··· Stored data ···
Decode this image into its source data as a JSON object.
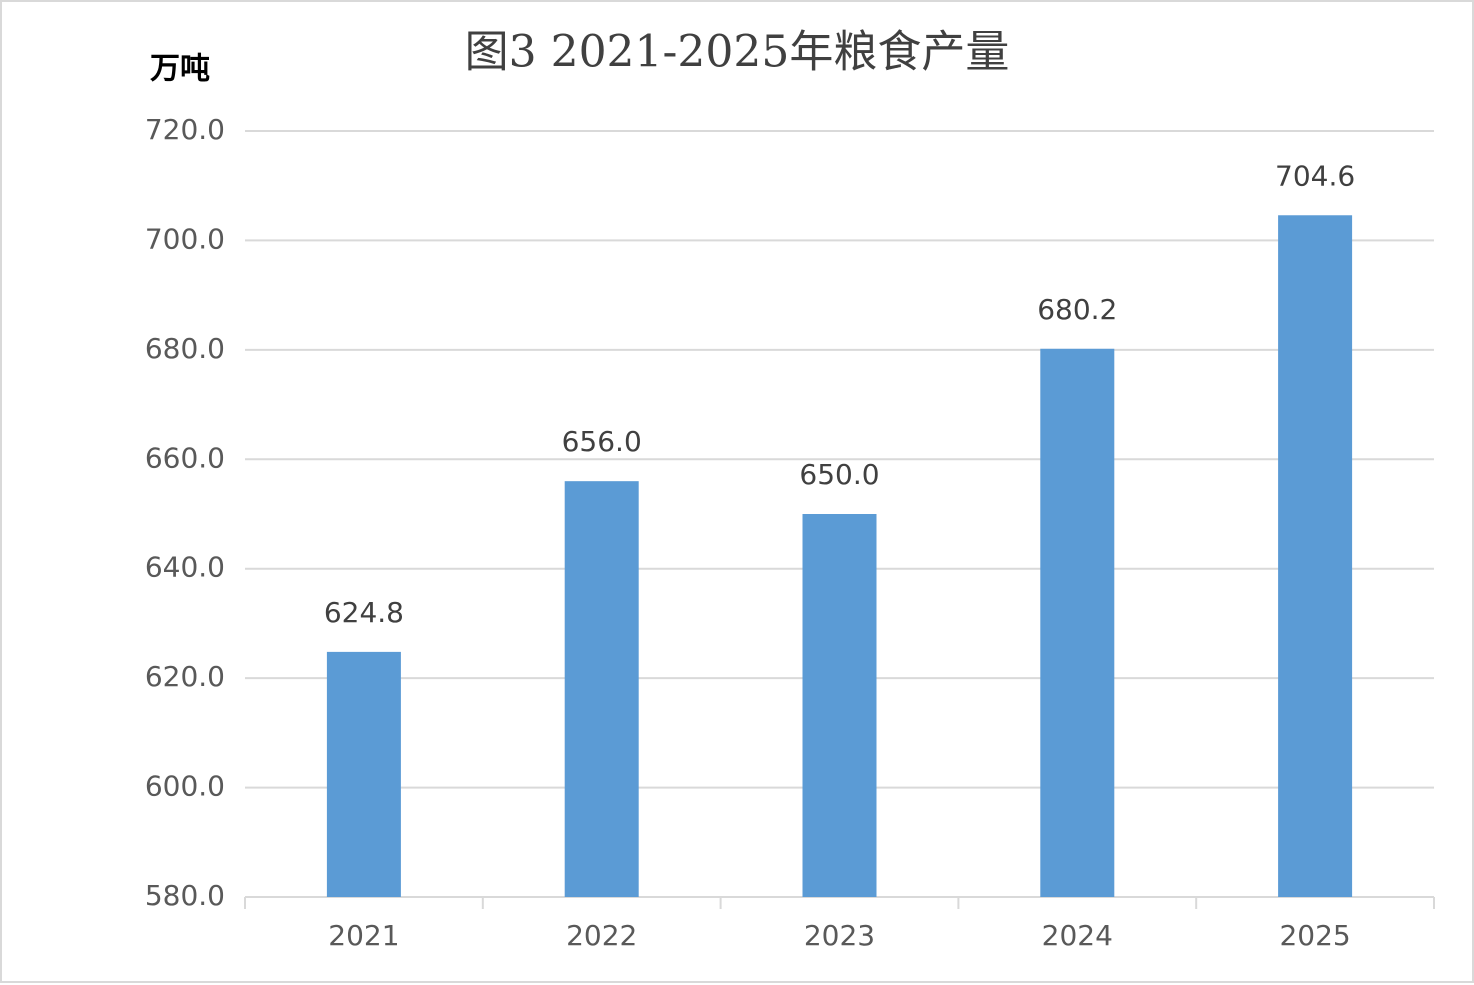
{
  "chart_data": {
    "type": "bar",
    "title": "图3  2021-2025年粮食产量",
    "y_label": "万吨",
    "categories": [
      "2021",
      "2022",
      "2023",
      "2024",
      "2025"
    ],
    "values": [
      624.8,
      656.0,
      650.0,
      680.2,
      704.6
    ],
    "value_labels": [
      "624.8",
      "656.0",
      "650.0",
      "680.2",
      "704.6"
    ],
    "color": "#5b9bd5",
    "ylim": [
      580,
      720
    ],
    "yticks": [
      {
        "value": 580,
        "label": "580.0"
      },
      {
        "value": 600,
        "label": "600.0"
      },
      {
        "value": 620,
        "label": "620.0"
      },
      {
        "value": 640,
        "label": "640.0"
      },
      {
        "value": 660,
        "label": "660.0"
      },
      {
        "value": 680,
        "label": "680.0"
      },
      {
        "value": 700,
        "label": "700.0"
      },
      {
        "value": 720,
        "label": "720.0"
      }
    ],
    "grid": true
  }
}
···
• **Task directions**:
Set the entries down again exactly. Do not include the images.

• **Result of this task**:
Decode this image into its source data as a JSON object.
{
  "chart_data": {
    "type": "bar",
    "title": "图3  2021-2025年粮食产量",
    "y_label": "万吨",
    "categories": [
      "2021",
      "2022",
      "2023",
      "2024",
      "2025"
    ],
    "values": [
      624.8,
      656.0,
      650.0,
      680.2,
      704.6
    ],
    "value_labels": [
      "624.8",
      "656.0",
      "650.0",
      "680.2",
      "704.6"
    ],
    "color": "#5b9bd5",
    "ylim": [
      580,
      720
    ],
    "yticks": [
      {
        "value": 580,
        "label": "580.0"
      },
      {
        "value": 600,
        "label": "600.0"
      },
      {
        "value": 620,
        "label": "620.0"
      },
      {
        "value": 640,
        "label": "640.0"
      },
      {
        "value": 660,
        "label": "660.0"
      },
      {
        "value": 680,
        "label": "680.0"
      },
      {
        "value": 700,
        "label": "700.0"
      },
      {
        "value": 720,
        "label": "720.0"
      }
    ],
    "grid": true
  }
}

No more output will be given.